Exercise objective >> Please copy the listing below word for word, starting with its first line and stopping after the line that contains "586, 207, 607]".

Source data >>
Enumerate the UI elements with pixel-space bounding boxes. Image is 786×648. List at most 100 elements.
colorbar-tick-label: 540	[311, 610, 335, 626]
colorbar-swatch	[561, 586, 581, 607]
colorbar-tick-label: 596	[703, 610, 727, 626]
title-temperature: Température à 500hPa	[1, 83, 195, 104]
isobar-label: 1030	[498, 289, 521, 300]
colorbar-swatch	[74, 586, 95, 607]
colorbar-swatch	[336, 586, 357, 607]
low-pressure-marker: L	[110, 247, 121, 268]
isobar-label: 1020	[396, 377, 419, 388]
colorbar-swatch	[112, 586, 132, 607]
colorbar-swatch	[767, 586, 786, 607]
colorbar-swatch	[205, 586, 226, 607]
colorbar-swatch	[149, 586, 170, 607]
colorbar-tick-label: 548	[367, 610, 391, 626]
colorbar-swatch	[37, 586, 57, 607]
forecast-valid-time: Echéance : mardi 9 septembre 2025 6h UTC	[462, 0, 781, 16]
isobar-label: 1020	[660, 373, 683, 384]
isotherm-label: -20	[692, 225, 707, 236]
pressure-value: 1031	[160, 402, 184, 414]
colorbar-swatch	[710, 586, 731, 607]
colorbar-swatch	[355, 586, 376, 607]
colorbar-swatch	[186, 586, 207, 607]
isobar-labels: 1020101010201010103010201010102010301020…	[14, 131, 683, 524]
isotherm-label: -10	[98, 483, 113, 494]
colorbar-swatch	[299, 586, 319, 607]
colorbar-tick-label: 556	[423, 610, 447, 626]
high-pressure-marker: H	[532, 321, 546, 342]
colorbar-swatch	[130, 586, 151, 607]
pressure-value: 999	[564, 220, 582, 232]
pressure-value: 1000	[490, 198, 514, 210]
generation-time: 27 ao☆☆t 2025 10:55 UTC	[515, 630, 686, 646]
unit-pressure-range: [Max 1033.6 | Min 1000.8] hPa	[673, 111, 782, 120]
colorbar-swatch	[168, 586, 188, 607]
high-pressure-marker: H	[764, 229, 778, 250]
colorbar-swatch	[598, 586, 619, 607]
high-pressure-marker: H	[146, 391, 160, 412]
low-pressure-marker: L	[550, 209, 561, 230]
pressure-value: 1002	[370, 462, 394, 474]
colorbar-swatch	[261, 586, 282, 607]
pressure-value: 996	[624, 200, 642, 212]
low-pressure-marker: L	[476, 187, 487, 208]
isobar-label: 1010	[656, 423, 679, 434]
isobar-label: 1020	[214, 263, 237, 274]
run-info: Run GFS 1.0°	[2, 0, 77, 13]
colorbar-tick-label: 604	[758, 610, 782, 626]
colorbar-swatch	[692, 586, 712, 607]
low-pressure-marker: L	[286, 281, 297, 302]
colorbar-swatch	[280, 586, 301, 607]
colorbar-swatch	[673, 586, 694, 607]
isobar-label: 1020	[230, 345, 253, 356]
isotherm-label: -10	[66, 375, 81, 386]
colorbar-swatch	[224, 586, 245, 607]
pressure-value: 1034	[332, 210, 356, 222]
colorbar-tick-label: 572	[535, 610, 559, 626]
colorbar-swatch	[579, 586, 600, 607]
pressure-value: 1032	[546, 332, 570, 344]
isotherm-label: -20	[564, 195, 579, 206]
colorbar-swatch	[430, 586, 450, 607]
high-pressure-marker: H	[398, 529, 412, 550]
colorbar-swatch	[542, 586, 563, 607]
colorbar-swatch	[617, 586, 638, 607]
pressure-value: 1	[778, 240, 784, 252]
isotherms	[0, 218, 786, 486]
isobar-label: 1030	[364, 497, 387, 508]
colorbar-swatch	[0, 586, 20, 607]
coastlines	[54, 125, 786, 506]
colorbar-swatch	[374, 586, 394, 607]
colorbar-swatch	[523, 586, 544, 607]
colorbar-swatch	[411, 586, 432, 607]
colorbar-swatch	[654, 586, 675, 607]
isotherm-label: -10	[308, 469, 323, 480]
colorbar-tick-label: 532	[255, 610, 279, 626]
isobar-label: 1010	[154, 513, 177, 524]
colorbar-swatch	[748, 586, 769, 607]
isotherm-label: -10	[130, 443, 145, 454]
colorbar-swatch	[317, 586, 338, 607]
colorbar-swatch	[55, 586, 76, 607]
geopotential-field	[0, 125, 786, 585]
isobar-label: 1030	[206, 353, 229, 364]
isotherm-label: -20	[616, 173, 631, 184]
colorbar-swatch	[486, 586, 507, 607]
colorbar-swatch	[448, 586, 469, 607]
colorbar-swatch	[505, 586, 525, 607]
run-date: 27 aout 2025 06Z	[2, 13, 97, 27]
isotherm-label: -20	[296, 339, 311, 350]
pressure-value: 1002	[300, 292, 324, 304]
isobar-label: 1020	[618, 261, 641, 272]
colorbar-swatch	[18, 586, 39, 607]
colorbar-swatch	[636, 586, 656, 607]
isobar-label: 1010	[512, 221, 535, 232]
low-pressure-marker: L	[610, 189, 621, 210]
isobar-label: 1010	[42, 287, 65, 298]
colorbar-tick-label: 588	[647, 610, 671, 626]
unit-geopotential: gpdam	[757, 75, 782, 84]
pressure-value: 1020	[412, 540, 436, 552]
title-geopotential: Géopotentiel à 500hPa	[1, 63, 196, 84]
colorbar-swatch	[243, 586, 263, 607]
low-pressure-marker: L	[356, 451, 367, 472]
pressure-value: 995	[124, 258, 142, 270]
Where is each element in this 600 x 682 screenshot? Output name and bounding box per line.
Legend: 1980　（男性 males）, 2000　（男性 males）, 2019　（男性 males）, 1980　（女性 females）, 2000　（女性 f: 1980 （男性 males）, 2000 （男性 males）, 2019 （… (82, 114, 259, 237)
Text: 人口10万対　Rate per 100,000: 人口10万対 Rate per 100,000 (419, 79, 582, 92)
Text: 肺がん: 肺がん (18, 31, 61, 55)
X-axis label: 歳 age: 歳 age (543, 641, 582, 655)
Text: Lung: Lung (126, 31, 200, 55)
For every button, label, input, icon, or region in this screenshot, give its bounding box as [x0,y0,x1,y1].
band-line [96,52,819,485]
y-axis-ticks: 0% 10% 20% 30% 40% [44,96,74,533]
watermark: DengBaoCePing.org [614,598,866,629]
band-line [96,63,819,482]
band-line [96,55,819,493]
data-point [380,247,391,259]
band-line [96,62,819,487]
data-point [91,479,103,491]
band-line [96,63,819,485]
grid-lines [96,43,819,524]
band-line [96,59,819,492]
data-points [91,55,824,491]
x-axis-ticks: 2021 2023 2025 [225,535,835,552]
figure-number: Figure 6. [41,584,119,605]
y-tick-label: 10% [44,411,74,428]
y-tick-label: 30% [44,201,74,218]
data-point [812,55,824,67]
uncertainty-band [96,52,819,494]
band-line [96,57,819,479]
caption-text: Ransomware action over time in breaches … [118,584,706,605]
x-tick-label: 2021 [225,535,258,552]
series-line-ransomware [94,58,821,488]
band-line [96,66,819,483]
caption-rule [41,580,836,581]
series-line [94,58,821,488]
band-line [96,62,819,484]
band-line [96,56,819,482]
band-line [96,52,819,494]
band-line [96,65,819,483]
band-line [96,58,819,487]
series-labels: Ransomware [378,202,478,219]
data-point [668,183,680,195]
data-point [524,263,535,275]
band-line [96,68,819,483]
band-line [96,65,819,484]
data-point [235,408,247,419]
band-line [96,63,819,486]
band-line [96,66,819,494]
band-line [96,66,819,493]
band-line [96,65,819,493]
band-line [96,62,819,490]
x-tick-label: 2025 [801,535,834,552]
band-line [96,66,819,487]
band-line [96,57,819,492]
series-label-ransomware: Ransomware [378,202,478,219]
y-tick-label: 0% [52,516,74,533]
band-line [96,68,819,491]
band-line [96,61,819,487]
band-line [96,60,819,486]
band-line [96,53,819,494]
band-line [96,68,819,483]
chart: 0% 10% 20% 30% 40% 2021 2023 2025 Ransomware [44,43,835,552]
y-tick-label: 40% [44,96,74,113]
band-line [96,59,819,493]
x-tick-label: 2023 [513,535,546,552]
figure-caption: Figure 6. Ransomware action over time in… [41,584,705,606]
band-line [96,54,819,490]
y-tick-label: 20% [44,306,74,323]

Full response >>
Enumerate the UI elements with pixel-space bounding boxes. Image is 786×648. List at most 100 elements.
colorbar-tick-label: 540	[311, 610, 335, 626]
colorbar-swatch	[561, 586, 581, 607]
colorbar-tick-label: 596	[703, 610, 727, 626]
title-temperature: Température à 500hPa	[1, 83, 195, 104]
isobar-label: 1030	[498, 289, 521, 300]
colorbar-swatch	[74, 586, 95, 607]
colorbar-swatch	[336, 586, 357, 607]
low-pressure-marker: L	[110, 247, 121, 268]
isobar-label: 1020	[396, 377, 419, 388]
colorbar-swatch	[112, 586, 132, 607]
colorbar-swatch	[767, 586, 786, 607]
colorbar-swatch	[205, 586, 226, 607]
colorbar-swatch	[149, 586, 170, 607]
colorbar-tick-label: 548	[367, 610, 391, 626]
colorbar-swatch	[37, 586, 57, 607]
forecast-valid-time: Echéance : mardi 9 septembre 2025 6h UTC	[462, 0, 781, 16]
isobar-label: 1020	[660, 373, 683, 384]
isotherm-label: -20	[692, 225, 707, 236]
pressure-value: 1031	[160, 402, 184, 414]
colorbar-swatch	[710, 586, 731, 607]
colorbar-swatch	[355, 586, 376, 607]
colorbar-swatch	[186, 586, 207, 607]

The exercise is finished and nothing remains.